**TASK BRIEF**
Determine which lines contain the word "把它选出来", then copy those lines.

━━━━━ DATA ━━━━━

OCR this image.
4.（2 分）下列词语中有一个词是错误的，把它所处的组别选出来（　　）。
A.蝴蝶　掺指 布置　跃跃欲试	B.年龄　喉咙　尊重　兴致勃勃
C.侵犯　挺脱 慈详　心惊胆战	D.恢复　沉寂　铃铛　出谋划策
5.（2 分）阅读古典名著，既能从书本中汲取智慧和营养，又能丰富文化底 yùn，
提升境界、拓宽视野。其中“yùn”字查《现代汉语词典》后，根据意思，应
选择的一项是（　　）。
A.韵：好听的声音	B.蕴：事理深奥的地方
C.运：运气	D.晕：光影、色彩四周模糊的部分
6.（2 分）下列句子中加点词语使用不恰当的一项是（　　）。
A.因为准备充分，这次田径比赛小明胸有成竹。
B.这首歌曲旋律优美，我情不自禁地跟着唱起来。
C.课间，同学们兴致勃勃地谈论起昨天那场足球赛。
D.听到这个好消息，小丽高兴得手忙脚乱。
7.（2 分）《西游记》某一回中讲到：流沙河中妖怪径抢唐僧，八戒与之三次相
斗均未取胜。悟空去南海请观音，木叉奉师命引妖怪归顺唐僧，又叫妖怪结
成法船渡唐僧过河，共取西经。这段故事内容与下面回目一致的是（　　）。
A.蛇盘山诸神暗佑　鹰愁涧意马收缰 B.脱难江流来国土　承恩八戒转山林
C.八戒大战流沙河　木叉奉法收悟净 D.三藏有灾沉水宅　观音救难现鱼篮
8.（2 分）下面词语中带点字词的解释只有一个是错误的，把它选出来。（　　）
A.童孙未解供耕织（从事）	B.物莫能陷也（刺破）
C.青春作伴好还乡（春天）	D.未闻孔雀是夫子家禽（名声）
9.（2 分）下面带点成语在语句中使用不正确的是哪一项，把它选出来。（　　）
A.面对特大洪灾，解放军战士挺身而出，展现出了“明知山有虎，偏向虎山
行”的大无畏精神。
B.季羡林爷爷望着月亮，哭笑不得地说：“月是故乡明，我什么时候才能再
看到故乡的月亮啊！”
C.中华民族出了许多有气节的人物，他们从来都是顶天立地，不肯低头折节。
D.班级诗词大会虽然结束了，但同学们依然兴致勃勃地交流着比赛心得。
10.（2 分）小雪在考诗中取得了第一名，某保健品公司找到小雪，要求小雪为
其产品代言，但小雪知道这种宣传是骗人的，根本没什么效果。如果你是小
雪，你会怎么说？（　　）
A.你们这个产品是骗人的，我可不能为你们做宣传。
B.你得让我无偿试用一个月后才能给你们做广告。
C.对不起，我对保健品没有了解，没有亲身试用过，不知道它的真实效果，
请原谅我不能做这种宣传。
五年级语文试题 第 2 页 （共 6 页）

━━━━━

**CORRECT ANSWER**
8.（2 分）下面词语中带点字词的解释只有一个是错误的，把它选出来。（　　）
9.（2 分）下面带点成语在语句中使用不正确的是哪一项，把它选出来。（　　）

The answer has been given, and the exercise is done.